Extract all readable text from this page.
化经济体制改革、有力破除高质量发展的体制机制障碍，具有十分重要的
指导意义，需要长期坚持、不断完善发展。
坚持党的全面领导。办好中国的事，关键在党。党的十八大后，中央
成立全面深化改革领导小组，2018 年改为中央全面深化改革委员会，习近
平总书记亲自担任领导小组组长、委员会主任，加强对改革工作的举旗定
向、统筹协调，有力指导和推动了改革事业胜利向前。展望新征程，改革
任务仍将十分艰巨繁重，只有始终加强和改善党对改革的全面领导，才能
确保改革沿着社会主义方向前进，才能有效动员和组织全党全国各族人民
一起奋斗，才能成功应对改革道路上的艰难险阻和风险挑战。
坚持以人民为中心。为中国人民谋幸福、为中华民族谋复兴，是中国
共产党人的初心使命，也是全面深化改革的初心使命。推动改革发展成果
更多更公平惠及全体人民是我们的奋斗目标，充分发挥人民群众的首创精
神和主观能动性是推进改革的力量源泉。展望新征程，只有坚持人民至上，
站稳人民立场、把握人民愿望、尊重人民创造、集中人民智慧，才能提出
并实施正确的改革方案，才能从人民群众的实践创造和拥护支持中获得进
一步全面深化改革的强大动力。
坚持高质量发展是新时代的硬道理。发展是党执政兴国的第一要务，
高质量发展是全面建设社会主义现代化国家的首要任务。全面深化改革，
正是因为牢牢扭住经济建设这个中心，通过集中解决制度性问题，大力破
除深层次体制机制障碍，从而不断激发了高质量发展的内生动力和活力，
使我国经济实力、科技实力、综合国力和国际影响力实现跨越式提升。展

------------------------------------------------

▶ **DIRECTION**: Copy every line from the entries that contains the word "展望新征程".

▶ **TASK RESULT**:
向、统筹协调，有力指导和推动了改革事业胜利向前。展望新征程，改革
神和主观能动性是推进改革的力量源泉。展望新征程，只有坚持人民至上，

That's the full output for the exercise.